══ Recorded information ══

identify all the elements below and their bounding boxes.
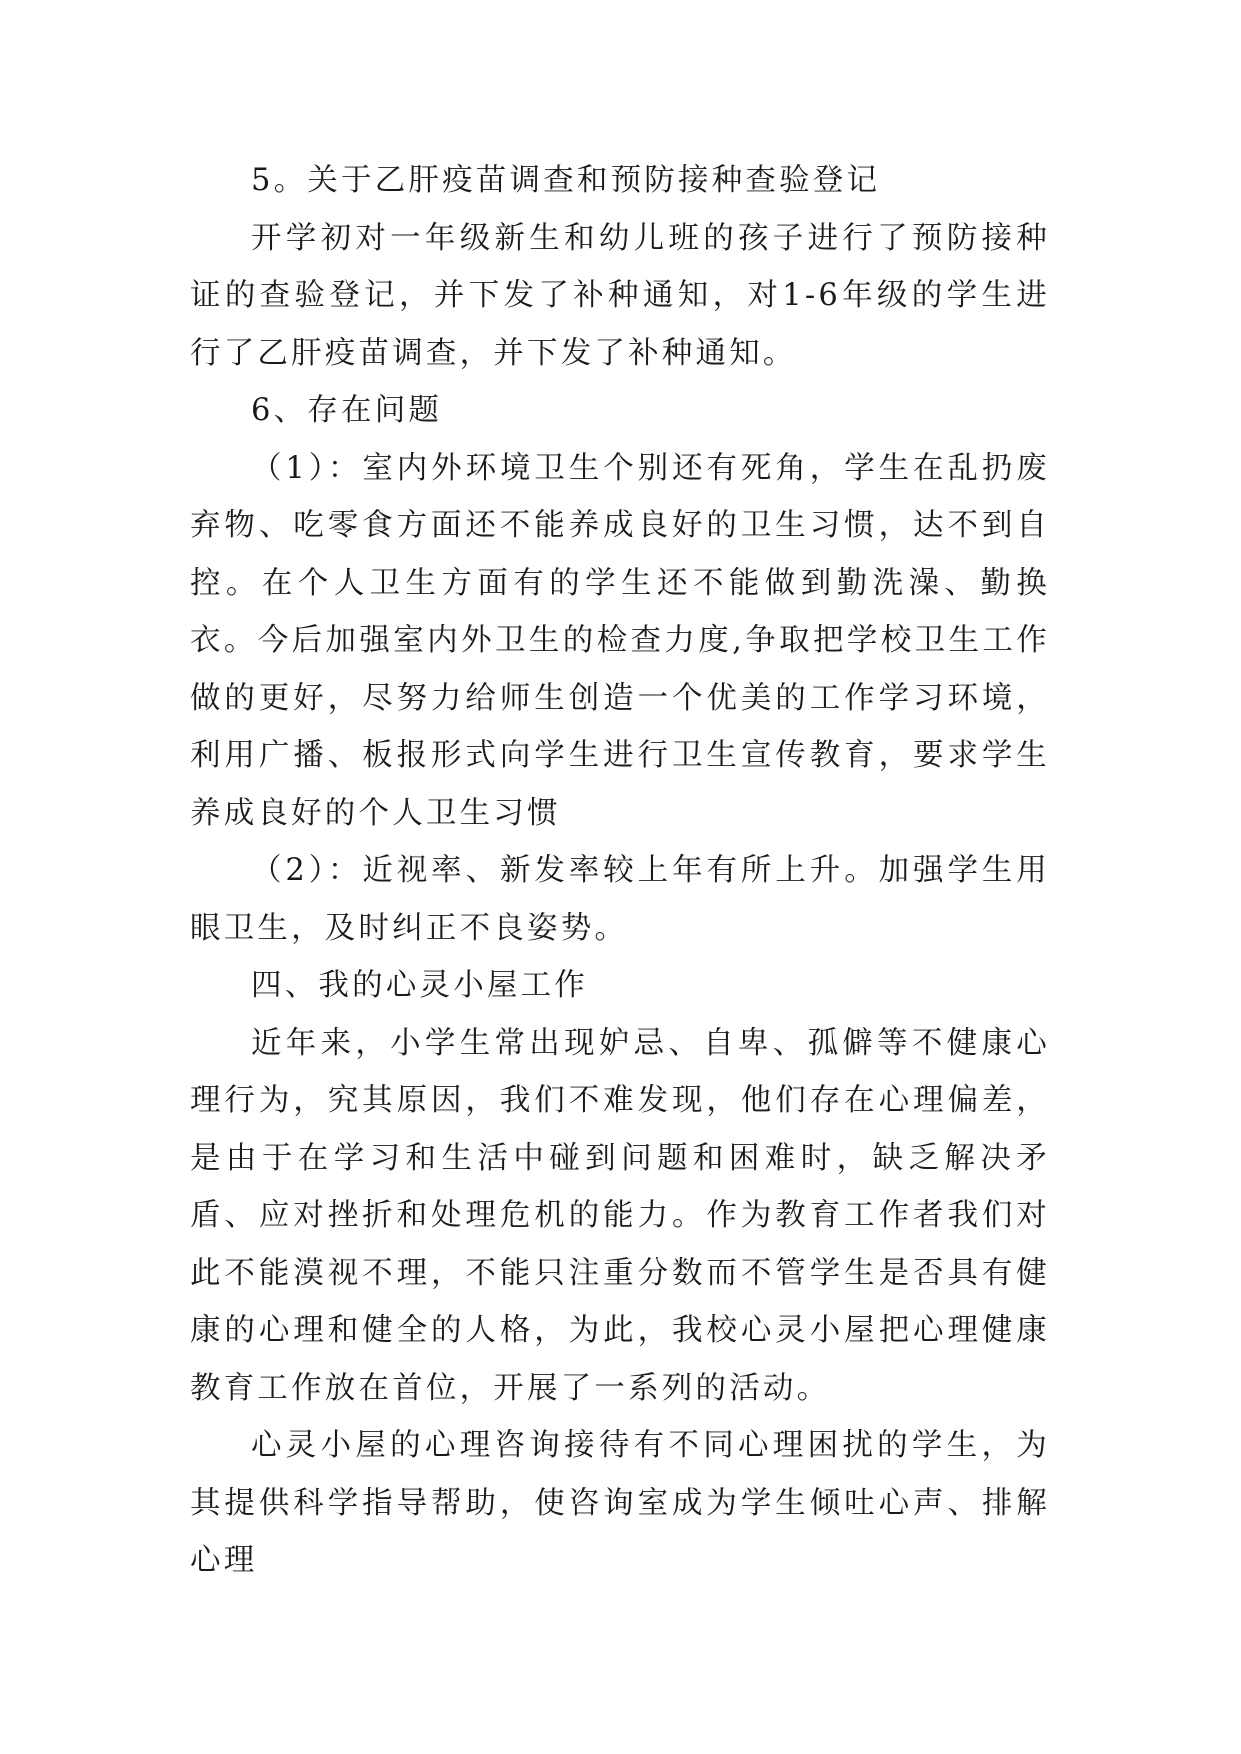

═══
══ Recorded information ══

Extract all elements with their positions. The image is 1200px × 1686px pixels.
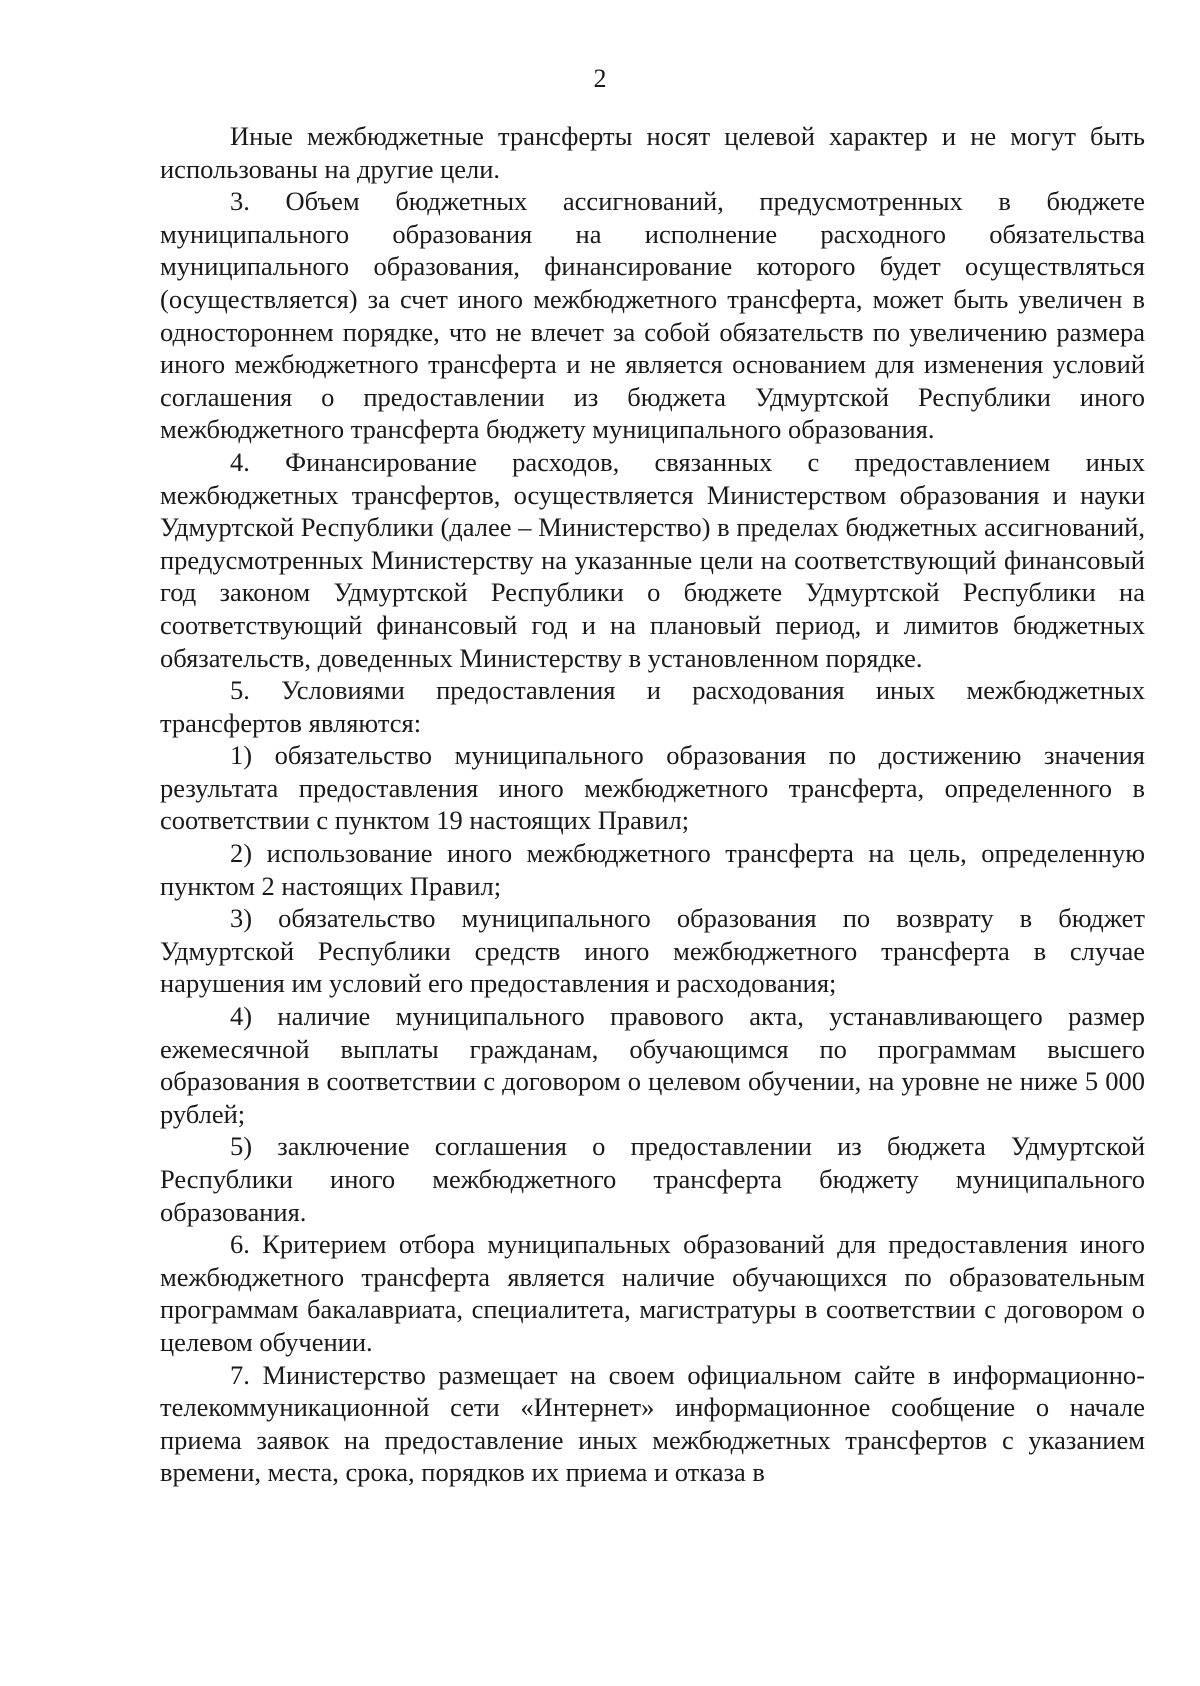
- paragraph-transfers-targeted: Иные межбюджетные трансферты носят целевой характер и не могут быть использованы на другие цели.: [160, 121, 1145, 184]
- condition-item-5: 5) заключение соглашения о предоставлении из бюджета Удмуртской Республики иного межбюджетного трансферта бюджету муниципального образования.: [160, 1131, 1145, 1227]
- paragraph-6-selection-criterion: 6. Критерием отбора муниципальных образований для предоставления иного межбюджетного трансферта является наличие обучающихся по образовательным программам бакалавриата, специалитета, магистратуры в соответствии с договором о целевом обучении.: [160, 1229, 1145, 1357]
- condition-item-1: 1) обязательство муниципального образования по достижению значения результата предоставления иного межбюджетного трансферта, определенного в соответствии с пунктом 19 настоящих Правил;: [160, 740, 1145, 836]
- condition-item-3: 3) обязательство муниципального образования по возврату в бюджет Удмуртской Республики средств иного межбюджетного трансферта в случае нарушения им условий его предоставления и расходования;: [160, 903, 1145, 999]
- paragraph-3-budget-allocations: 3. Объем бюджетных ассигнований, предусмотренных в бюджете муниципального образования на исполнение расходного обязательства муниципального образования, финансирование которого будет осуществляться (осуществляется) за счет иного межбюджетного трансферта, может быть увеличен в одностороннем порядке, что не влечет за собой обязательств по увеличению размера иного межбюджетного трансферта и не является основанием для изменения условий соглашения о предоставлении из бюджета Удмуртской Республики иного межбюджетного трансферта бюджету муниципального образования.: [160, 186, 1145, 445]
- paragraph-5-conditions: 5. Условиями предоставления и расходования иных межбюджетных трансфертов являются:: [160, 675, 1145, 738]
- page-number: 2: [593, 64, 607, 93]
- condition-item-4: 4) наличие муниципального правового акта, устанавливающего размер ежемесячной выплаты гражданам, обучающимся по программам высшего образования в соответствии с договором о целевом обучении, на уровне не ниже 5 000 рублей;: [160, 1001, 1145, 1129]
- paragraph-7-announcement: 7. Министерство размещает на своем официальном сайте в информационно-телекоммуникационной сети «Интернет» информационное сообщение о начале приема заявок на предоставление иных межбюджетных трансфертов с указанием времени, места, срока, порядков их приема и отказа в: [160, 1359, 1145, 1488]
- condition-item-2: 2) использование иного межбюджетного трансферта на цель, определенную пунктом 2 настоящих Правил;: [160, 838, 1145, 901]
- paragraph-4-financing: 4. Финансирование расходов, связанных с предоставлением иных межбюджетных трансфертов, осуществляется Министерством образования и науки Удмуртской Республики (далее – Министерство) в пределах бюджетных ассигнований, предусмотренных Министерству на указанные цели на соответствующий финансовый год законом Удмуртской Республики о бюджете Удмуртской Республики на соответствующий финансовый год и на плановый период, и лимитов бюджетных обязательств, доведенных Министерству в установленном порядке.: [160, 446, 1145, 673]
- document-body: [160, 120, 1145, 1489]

═══
══ Recorded information ══

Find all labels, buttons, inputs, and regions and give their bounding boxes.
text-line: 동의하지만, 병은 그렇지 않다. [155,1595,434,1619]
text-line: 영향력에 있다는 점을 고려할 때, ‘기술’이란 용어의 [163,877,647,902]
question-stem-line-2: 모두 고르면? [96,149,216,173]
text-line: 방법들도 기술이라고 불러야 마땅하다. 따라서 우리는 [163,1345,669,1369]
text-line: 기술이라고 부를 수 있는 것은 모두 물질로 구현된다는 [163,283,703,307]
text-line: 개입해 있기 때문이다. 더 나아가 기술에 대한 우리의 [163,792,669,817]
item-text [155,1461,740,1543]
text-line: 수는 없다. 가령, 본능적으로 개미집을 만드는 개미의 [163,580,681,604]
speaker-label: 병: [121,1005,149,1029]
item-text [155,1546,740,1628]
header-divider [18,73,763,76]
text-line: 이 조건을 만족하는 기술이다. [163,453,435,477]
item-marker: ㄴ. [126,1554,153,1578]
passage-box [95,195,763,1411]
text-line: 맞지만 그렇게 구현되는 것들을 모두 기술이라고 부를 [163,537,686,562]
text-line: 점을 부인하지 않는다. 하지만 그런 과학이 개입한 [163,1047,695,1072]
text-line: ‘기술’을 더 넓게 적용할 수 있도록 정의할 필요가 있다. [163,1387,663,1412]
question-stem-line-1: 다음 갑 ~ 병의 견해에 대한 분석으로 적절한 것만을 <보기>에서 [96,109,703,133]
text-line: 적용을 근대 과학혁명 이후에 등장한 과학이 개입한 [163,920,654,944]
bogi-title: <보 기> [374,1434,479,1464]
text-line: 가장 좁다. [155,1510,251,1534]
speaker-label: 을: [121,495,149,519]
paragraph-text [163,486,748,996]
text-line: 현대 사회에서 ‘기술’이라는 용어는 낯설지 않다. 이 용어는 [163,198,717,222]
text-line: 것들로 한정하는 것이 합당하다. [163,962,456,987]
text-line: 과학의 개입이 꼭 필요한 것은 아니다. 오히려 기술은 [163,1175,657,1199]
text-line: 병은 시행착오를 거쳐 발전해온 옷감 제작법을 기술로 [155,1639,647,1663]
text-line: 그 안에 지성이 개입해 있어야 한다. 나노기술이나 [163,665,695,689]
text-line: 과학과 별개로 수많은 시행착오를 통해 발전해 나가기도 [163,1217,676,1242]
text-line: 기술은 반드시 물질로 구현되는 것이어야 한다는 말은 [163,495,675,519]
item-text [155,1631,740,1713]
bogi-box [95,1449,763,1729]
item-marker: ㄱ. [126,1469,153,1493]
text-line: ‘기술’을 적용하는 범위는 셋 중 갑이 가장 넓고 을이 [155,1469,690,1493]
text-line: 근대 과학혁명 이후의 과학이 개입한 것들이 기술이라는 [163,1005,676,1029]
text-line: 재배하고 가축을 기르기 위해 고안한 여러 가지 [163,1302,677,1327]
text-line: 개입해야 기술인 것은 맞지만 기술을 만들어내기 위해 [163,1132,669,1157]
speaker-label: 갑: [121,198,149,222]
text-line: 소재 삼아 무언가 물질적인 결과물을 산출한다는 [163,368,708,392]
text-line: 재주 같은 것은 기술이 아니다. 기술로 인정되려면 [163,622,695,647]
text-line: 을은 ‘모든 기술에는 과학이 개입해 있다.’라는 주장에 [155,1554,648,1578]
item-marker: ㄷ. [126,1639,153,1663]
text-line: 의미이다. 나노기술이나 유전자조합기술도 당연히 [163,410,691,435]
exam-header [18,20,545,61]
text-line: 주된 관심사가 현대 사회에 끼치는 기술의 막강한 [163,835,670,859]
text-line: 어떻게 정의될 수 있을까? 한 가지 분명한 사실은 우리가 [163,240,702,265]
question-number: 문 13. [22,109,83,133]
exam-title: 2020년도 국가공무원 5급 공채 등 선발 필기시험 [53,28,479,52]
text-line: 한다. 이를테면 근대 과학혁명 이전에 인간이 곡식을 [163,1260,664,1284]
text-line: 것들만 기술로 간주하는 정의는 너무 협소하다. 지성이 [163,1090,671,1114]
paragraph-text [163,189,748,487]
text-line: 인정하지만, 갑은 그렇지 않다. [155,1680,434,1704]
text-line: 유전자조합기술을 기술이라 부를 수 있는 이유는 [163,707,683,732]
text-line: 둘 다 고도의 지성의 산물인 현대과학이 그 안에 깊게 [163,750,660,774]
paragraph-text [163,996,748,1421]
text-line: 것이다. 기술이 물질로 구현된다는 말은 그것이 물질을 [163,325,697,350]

═══

*Stated goal:* Convert the material from the line with "Extract all elements" to the line with "- condition-item-1: 1)" into a two-column CSV with the headers instruction and output. Give one row per instruction, with each field quoted, line breaks replaced by spaces, and pictures omitted.

*Answer:*
instruction,output
"Extract all elements with their positions. The image is 1200px × 1686px pixels.","- paragraph-transfers-targeted: Иные межбюджетные трансферты носят целевой характер и не могут быть использованы на другие цели.: [160, 121, 1145, 184] - condition-item-5: 5) заключение соглашения о предоставлении из бюджета Удмуртской Республики иного межбюджетного трансферта бюджету муниципального образования.: [160, 1131, 1145, 1227] - paragraph-6-selection-criterion: 6. Критерием отбора муниципальных образований для предоставления иного межбюджетного трансферта является наличие обучающихся по образовательным программам бакалавриата, специалитета, магистратуры в соответствии с договором о целевом обучении.: [160, 1229, 1145, 1357] - condition-item-1: 1) обязательство муниципального образования по достижению значения результата предоставления иного межбюджетного трансферта, определенного в соответствии с пунктом 19 настоящих Правил;: [160, 740, 1145, 836]"